_WHAT YOU SHOULD DO_
Locate the string "clásico" throughout the material and copy every line in which it occurs.

══════════════════════════════

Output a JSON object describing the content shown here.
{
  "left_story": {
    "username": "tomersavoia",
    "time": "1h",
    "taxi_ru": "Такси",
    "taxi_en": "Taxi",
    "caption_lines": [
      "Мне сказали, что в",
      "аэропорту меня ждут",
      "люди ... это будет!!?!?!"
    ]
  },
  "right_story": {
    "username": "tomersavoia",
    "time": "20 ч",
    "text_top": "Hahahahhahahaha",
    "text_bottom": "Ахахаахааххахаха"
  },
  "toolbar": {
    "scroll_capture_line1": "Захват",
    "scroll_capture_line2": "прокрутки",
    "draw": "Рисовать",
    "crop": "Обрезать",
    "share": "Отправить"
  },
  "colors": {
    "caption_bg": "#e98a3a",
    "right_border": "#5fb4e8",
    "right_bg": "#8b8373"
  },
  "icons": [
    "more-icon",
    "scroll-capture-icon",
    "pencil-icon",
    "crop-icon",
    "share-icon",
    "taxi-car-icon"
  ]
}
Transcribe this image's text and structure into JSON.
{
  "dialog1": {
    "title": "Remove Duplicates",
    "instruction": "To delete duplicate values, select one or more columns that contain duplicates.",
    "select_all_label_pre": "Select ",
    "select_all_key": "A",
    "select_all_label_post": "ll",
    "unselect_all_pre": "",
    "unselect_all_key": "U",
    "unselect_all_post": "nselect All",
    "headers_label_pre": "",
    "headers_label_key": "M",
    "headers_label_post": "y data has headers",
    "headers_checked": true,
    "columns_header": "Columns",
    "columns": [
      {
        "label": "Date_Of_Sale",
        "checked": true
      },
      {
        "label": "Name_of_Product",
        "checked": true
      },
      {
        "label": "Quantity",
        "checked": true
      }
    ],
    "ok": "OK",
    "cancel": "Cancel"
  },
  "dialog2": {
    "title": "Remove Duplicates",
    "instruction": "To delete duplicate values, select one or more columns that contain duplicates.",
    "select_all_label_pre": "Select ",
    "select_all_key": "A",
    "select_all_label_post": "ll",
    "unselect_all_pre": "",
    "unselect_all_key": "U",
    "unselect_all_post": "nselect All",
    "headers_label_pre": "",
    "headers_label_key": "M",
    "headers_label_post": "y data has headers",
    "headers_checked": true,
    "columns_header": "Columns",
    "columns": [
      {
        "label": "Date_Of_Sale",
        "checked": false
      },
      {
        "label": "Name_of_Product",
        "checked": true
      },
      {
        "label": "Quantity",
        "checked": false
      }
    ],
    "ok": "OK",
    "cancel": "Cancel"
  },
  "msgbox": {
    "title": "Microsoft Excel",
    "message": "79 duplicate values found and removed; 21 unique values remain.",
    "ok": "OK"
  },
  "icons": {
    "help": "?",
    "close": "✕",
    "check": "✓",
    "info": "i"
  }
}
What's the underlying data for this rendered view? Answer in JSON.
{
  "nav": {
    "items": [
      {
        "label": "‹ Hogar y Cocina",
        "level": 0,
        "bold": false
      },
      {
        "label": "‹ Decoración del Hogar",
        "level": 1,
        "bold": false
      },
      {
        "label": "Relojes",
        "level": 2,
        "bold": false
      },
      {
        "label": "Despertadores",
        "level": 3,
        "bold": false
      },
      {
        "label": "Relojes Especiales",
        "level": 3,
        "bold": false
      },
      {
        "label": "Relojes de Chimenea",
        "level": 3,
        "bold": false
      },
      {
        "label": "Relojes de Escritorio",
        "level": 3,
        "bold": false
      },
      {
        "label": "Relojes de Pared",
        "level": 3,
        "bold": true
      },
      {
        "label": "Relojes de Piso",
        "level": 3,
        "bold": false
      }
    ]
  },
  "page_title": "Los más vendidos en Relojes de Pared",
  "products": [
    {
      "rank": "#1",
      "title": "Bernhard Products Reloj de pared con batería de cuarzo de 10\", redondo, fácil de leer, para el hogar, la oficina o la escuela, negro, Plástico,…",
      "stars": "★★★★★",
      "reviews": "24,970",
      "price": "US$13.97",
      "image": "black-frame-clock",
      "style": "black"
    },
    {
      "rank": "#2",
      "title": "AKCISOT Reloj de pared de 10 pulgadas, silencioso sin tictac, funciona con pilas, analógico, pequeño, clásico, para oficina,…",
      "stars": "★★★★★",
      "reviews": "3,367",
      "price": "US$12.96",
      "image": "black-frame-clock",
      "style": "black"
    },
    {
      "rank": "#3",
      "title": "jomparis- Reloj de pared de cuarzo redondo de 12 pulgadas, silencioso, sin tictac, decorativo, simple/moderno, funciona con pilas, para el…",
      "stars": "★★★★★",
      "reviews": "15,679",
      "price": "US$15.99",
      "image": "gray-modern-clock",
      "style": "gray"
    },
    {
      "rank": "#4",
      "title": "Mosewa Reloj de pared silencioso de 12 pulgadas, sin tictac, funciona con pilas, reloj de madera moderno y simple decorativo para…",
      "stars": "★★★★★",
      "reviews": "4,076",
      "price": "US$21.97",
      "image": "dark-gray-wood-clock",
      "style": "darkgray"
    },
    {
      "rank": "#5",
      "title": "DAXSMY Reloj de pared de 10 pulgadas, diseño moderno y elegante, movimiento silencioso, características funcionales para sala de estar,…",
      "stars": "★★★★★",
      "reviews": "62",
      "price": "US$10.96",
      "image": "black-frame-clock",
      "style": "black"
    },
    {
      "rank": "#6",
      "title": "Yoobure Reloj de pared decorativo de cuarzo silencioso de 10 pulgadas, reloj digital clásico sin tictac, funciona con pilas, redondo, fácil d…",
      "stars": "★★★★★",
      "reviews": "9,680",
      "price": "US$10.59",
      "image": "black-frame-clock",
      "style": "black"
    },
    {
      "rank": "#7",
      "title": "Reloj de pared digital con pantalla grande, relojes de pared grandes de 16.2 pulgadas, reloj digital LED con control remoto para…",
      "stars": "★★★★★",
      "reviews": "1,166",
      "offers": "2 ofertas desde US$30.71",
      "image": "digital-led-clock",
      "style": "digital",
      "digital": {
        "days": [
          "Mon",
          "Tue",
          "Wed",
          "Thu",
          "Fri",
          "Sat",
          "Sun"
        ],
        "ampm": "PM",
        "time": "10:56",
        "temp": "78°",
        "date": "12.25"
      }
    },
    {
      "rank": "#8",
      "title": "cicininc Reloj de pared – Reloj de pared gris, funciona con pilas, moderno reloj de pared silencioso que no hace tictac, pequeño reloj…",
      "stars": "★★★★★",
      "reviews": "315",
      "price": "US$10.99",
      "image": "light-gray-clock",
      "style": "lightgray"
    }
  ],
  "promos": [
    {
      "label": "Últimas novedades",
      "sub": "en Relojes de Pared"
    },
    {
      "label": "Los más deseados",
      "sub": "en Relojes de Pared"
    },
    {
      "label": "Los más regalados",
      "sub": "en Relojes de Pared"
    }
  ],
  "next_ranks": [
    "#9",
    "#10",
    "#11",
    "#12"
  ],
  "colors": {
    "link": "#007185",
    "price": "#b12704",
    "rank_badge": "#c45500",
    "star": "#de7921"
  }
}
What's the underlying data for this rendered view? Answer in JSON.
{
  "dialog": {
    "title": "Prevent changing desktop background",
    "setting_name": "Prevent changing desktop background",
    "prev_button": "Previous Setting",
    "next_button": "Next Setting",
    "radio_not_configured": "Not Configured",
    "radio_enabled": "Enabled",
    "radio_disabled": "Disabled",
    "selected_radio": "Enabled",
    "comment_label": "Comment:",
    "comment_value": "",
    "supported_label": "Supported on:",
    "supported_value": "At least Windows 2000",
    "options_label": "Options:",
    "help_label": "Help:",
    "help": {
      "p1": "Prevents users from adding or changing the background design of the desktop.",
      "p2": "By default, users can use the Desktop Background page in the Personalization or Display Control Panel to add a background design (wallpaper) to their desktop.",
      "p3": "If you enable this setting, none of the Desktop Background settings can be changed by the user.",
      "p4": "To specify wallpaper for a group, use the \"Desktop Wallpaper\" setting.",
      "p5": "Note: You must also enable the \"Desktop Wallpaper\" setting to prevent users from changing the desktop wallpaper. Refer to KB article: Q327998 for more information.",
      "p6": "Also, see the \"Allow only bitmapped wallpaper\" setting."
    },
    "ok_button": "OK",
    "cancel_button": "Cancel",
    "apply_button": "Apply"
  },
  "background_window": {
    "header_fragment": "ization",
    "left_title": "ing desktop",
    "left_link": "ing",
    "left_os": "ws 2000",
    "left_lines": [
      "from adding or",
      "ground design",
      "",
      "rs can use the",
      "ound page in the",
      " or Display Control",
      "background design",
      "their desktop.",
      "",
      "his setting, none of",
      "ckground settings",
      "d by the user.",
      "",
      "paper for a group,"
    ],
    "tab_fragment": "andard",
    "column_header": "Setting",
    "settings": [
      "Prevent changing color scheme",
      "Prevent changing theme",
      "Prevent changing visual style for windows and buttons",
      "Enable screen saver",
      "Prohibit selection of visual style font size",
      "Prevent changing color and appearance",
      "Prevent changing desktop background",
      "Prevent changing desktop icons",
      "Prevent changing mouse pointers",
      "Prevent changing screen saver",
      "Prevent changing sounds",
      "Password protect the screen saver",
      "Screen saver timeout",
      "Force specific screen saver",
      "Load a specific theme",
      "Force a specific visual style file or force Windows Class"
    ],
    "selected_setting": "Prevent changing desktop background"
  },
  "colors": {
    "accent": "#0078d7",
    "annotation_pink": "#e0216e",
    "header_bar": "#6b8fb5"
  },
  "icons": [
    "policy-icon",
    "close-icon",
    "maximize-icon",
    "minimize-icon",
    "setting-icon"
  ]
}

══════════════════════════════

_FINISHED EXERCISE_
      "title": "AKCISOT Reloj de pared de 10 pulgadas, silencioso sin tictac, funciona con pilas, analógico, pequeño, clásico, para oficina,…",
      "title": "Yoobure Reloj de pared decorativo de cuarzo silencioso de 10 pulgadas, reloj digital clásico sin tictac, funciona con pilas, redondo, fácil d…",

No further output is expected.